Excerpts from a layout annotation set
· · · ·

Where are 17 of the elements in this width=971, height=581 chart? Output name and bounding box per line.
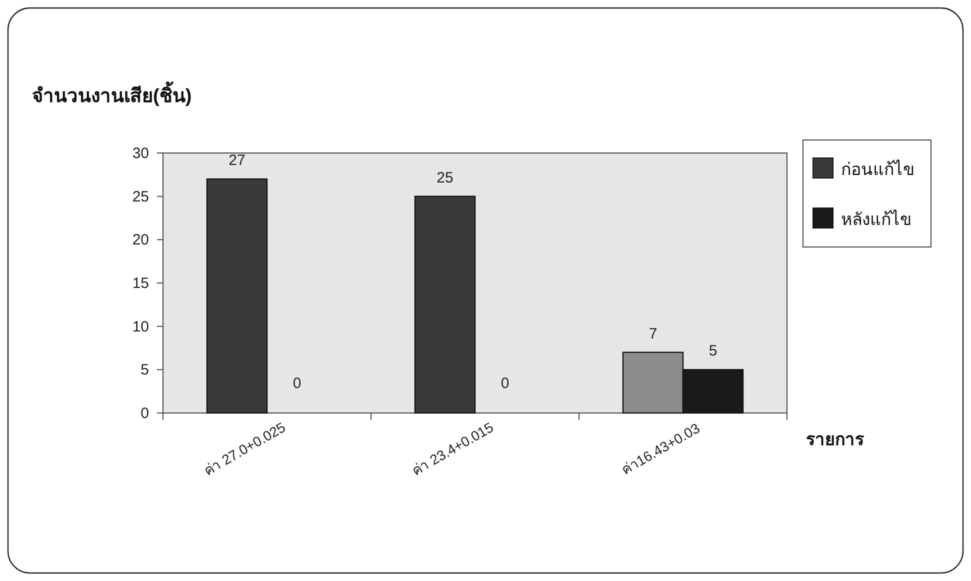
y-tick-label: 10 <box>132 318 149 336</box>
y-tick-label: 20 <box>132 232 149 249</box>
y-tick-label: 0 <box>140 405 149 422</box>
y-tick-label: 30 <box>132 145 149 162</box>
legend-label: หลังแก้ไข <box>841 209 912 229</box>
data-label: 0 <box>500 375 510 392</box>
y-tick-label: 5 <box>140 362 149 379</box>
data-label: 25 <box>436 169 454 186</box>
y-tick-label: 15 <box>132 275 149 292</box>
data-label: 7 <box>648 325 658 342</box>
data-label: 5 <box>708 342 718 360</box>
y-axis-title: จำนวนงานเสีย(ชิ้น) <box>32 81 192 107</box>
legend-label: ก่อนแก้ไข <box>841 159 915 179</box>
y-tick-label: 25 <box>132 188 149 206</box>
x-axis-title: รายการ <box>806 430 865 449</box>
data-label: 27 <box>228 152 246 169</box>
data-label: 0 <box>292 375 302 392</box>
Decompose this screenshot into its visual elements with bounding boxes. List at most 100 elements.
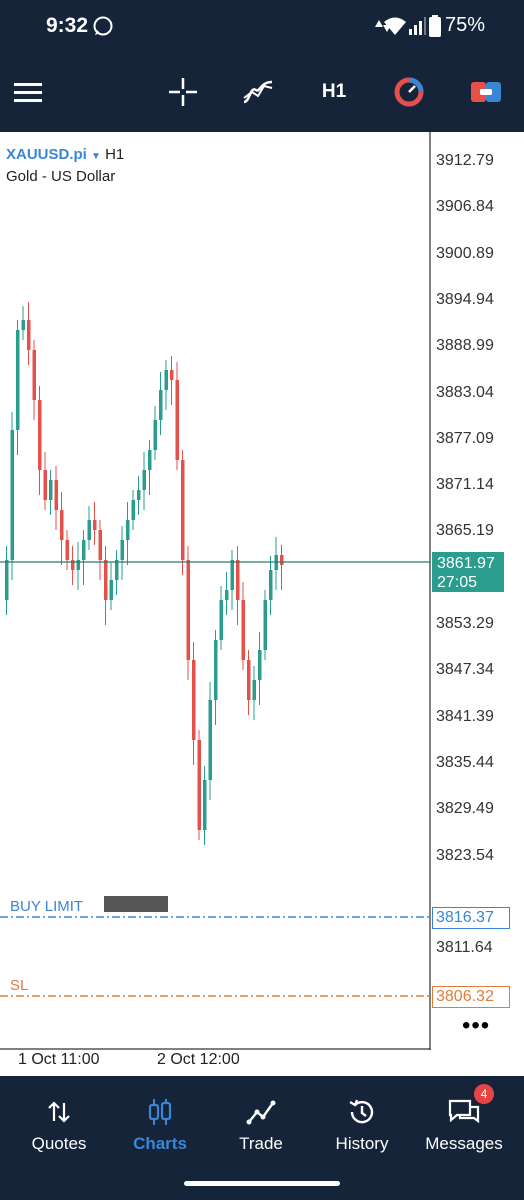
candle-body (82, 540, 86, 560)
candle-body (93, 520, 97, 530)
crosshair-icon (169, 78, 197, 106)
candle-body (241, 600, 245, 660)
home-indicator[interactable] (184, 1181, 340, 1186)
candle-body (54, 480, 58, 510)
nav-label: Messages (425, 1134, 503, 1153)
bottom-navigation (0, 1076, 524, 1200)
more-options-button[interactable]: ••• (462, 1012, 491, 1039)
price-tick: 3900.89 (436, 244, 494, 262)
signal-icon (409, 17, 426, 35)
battery-icon (429, 15, 441, 37)
candle-body (230, 560, 234, 590)
candle-body (32, 350, 36, 400)
candle-body (21, 320, 25, 330)
symbol-name[interactable]: XAUUSD.pi (6, 146, 87, 163)
indicators-icon (243, 80, 273, 104)
time-tick: 2 Oct 12:00 (157, 1051, 240, 1068)
chart-symbol-header[interactable]: XAUUSD.pi ▼ H1 (6, 146, 124, 163)
candle-body (148, 450, 152, 470)
one-click-trading-icon (394, 77, 424, 107)
candle-body (252, 680, 256, 700)
nav-label: Charts (133, 1134, 187, 1153)
candle-body (214, 640, 218, 700)
network-icon (375, 20, 391, 32)
arrows-updown-icon (48, 1101, 70, 1123)
candle-body (76, 560, 80, 570)
candle-body (10, 430, 14, 560)
candles-icon (148, 1099, 172, 1125)
bar-countdown: 27:05 (437, 574, 478, 591)
crosshair-button[interactable] (161, 70, 205, 114)
candle-body (197, 740, 201, 830)
candle-body (5, 560, 9, 600)
candle-body (219, 600, 223, 640)
candle-body (71, 560, 75, 570)
symbol-dropdown-icon[interactable]: ▼ (91, 151, 101, 162)
candle-body (192, 660, 196, 740)
history-icon (349, 1099, 374, 1124)
candle-body (269, 570, 273, 600)
candle-body (104, 560, 108, 600)
candle-body (280, 555, 284, 565)
candle-body (247, 660, 251, 700)
status-bar: 9:32 75% (0, 0, 524, 56)
candle-body (142, 470, 146, 490)
candle-body (258, 650, 262, 680)
candle-body (208, 700, 212, 780)
candle-body (153, 420, 157, 450)
nav-trade[interactable]: Trade (211, 1092, 311, 1154)
nav-label: Quotes (31, 1134, 87, 1153)
nav-messages[interactable]: Messages (414, 1092, 514, 1154)
candle-body (203, 780, 207, 830)
messages-badge: 4 (474, 1084, 494, 1104)
candle-body (60, 510, 64, 540)
wifi-icon (384, 17, 406, 35)
candle-body (236, 560, 240, 600)
candle-body (115, 560, 119, 580)
time-axis[interactable] (0, 1050, 430, 1076)
sl-label[interactable]: SL (10, 977, 29, 994)
candle-body (131, 500, 135, 520)
chart-canvas[interactable] (0, 132, 430, 1050)
candle-body (109, 580, 113, 600)
new-order-button[interactable] (464, 70, 508, 114)
price-tick: 3853.29 (436, 615, 494, 632)
price-chart (0, 132, 431, 1050)
nav-quotes[interactable]: Quotes (9, 1092, 109, 1154)
candle-body (164, 370, 168, 390)
price-tick: 3894.94 (436, 290, 494, 308)
candle-body (49, 480, 53, 500)
candle-body (120, 540, 124, 560)
chart-toolbar: H1 (0, 56, 524, 132)
messages-icon (448, 1099, 480, 1124)
nav-charts[interactable]: Charts (110, 1092, 210, 1154)
candle-body (38, 400, 42, 470)
buy-limit-price[interactable]: 3816.37 (432, 907, 510, 929)
indicators-button[interactable] (236, 70, 280, 114)
price-tick: 3883.04 (436, 383, 494, 401)
candle-body (186, 560, 190, 660)
nav-label: Trade (239, 1134, 283, 1153)
trend-icon (246, 1100, 276, 1125)
timeframe-label: H1 (321, 81, 347, 102)
chart-timeframe: H1 (105, 146, 125, 163)
candle-body (27, 320, 31, 350)
timeframe-button[interactable]: H1 (312, 70, 356, 114)
menu-button[interactable] (6, 70, 50, 114)
buy-limit-label[interactable]: BUY LIMIT (10, 898, 84, 915)
price-tick: 3847.34 (436, 661, 494, 679)
symbol-description: Gold - US Dollar (6, 168, 116, 185)
price-tick: 3871.14 (436, 476, 494, 494)
status-time: 9:32 (46, 14, 89, 37)
price-tick: 3912.79 (436, 152, 494, 169)
current-price: 3861.97 (437, 555, 495, 572)
hamburger-icon (14, 83, 42, 102)
price-tick: 3888.99 (436, 337, 494, 355)
candle-body (181, 460, 185, 560)
nav-history[interactable]: History (312, 1092, 412, 1154)
one-click-trading-button[interactable] (387, 70, 431, 114)
candle-body (43, 470, 47, 500)
sl-price[interactable]: 3806.32 (432, 986, 510, 1008)
order-volume-mask (104, 896, 168, 912)
candle-body (126, 520, 130, 540)
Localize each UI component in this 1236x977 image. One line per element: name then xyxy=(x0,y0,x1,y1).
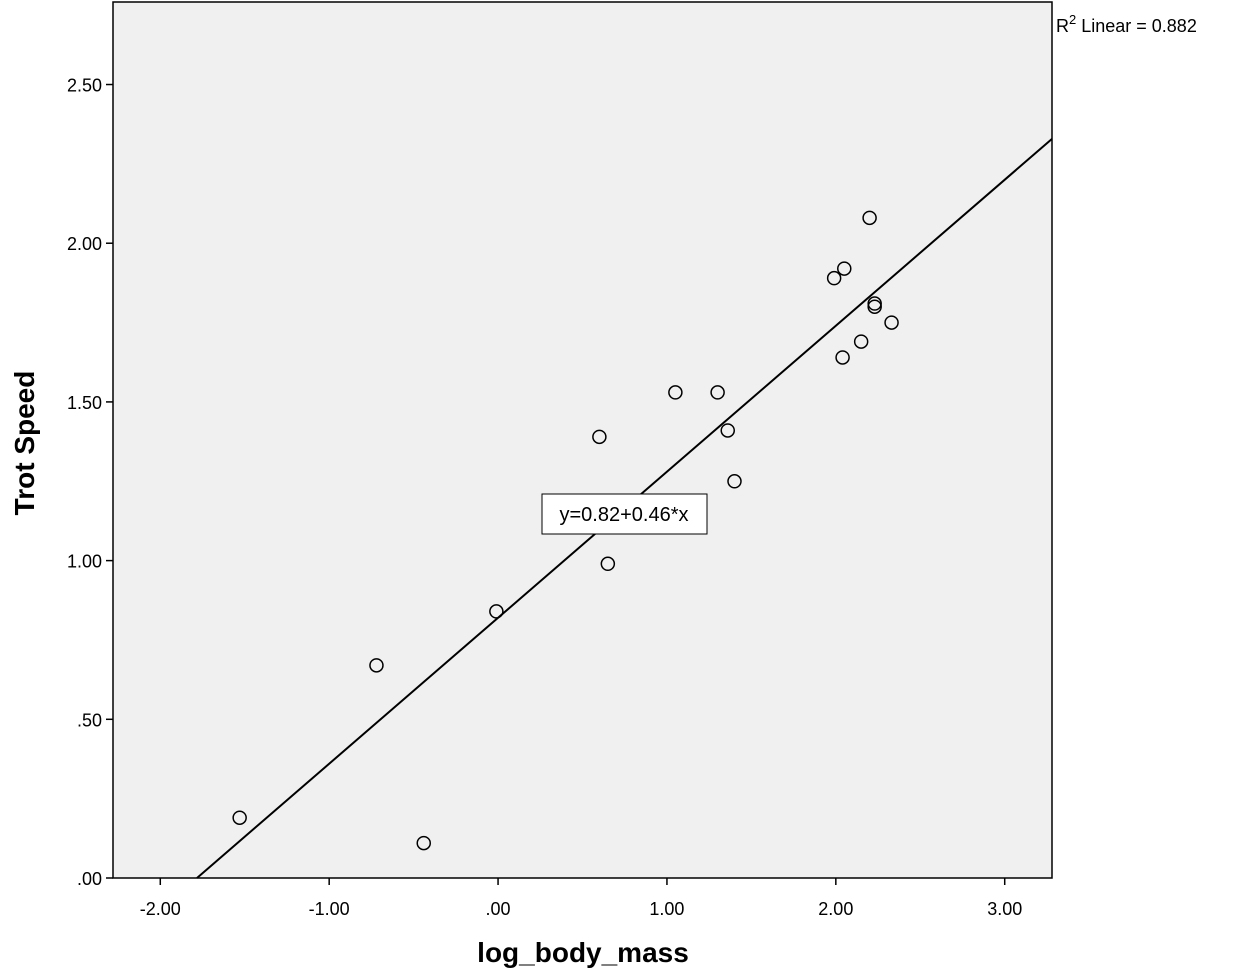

· · · ·

• **REQUIRED TASK**:
Copy out the lines of the listing verbatim, starting at the line containing "y-tick-label: 10 <box>132 318 149 336</box>" and ending at the line containing "data-label: 0 <box>500 375 510 392</box>", both of those included.

• **WRITTEN RESPONSE**:
y-tick-label: 10 <box>132 318 149 336</box>
y-tick-label: 20 <box>132 232 149 249</box>
y-tick-label: 0 <box>140 405 149 422</box>
y-tick-label: 30 <box>132 145 149 162</box>
legend-label: หลังแก้ไข <box>841 209 912 229</box>
data-label: 0 <box>500 375 510 392</box>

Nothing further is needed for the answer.